What you need to do:
Provide an exact reproduction of every entry.

★ ★ ★ ★ ★

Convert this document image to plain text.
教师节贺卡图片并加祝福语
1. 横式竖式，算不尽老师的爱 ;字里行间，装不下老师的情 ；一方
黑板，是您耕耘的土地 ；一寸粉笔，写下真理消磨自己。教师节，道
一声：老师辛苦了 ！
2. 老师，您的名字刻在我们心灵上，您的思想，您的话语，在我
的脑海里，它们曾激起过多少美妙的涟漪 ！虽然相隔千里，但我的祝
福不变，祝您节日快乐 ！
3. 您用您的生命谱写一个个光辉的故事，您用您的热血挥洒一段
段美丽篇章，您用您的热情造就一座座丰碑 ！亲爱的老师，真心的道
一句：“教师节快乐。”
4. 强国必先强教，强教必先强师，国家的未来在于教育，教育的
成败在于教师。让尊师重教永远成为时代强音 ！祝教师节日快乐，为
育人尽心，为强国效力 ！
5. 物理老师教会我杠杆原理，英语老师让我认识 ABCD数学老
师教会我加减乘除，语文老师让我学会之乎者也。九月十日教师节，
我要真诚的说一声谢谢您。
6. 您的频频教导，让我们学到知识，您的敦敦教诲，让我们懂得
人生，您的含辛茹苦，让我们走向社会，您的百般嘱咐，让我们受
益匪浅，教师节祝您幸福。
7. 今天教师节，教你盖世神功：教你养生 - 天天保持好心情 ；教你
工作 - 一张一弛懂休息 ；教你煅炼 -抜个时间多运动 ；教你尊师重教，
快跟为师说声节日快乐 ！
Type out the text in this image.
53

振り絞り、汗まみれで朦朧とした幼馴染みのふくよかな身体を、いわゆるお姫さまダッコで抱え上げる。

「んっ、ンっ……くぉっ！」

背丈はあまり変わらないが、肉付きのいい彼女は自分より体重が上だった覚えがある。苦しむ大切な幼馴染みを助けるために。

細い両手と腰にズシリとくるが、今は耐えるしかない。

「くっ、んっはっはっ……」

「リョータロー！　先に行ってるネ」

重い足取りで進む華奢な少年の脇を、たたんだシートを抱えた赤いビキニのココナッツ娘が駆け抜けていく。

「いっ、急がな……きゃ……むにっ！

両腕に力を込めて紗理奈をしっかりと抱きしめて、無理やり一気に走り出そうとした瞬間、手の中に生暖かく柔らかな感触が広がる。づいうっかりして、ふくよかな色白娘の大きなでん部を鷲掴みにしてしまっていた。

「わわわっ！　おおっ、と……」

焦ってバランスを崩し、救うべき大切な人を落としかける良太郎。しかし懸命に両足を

★ ★ ★ ★ ★

Solved exercise:
Convert this document image to plain text.
教师节贺卡图片并加祝福语
1. 横式竖式，算不尽老师的爱 ;字里行间，装不下老师的情 ；一方
黑板，是您耕耘的土地 ；一寸粉笔，写下真理消磨自己。教师节，道
一声：老师辛苦了 ！
2. 老师，您的名字刻在我们心灵上，您的思想，您的话语，在我
的脑海里，它们曾激起过多少美妙的涟漪 ！虽然相隔千里，但我的祝
福不变，祝您节日快乐 ！
3. 您用您的生命谱写一个个光辉的故事，您用您的热血挥洒一段
段美丽篇章，您用您的热情造就一座座丰碑 ！亲爱的老师，真心的道
一句：“教师节快乐。”
4. 强国必先强教，强教必先强师，国家的未来在于教育，教育的
成败在于教师。让尊师重教永远成为时代强音 ！祝教师节日快乐，为
育人尽心，为强国效力 ！
5. 物理老师教会我杠杆原理，英语老师让我认识 ABCD数学老
师教会我加减乘除，语文老师让我学会之乎者也。九月十日教师节，
我要真诚的说一声谢谢您。
6. 您的频频教导，让我们学到知识，您的敦敦教诲，让我们懂得
人生，您的含辛茹苦，让我们走向社会，您的百般嘱咐，让我们受
益匪浅，教师节祝您幸福。
7. 今天教师节，教你盖世神功：教你养生 - 天天保持好心情 ；教你
工作 - 一张一弛懂休息 ；教你煅炼 -抜个时间多运动 ；教你尊师重教，
快跟为师说声节日快乐 ！
Type out the text in this image.
53

振り絞り、汗まみれで朦朧とした幼馴染みのふくよかな身体を、いわゆるお姫さまダッコで抱え上げる。

「んっ、ンっ……くぉっ！」

背丈はあまり変わらないが、肉付きのいい彼女は自分より体重が上だった覚えがある。苦しむ大切な幼馴染みを助けるために。

細い両手と腰にズシリとくるが、今は耐えるしかない。

「くっ、んっはっはっ……」

「リョータロー！　先に行ってるネ」

重い足取りで進む華奢な少年の脇を、たたんだシートを抱えた赤いビキニのココナッツ娘が駆け抜けていく。

「いっ、急がな……きゃ……むにっ！

両腕に力を込めて紗理奈をしっかりと抱きしめて、無理やり一気に走り出そうとした瞬間、手の中に生暖かく柔らかな感触が広がる。づいうっかりして、ふくよかな色白娘の大きなでん部を鷲掴みにしてしまっていた。

「わわわっ！　おおっ、と……」

焦ってバランスを崩し、救うべき大切な人を落としかける良太郎。しかし懸命に両足を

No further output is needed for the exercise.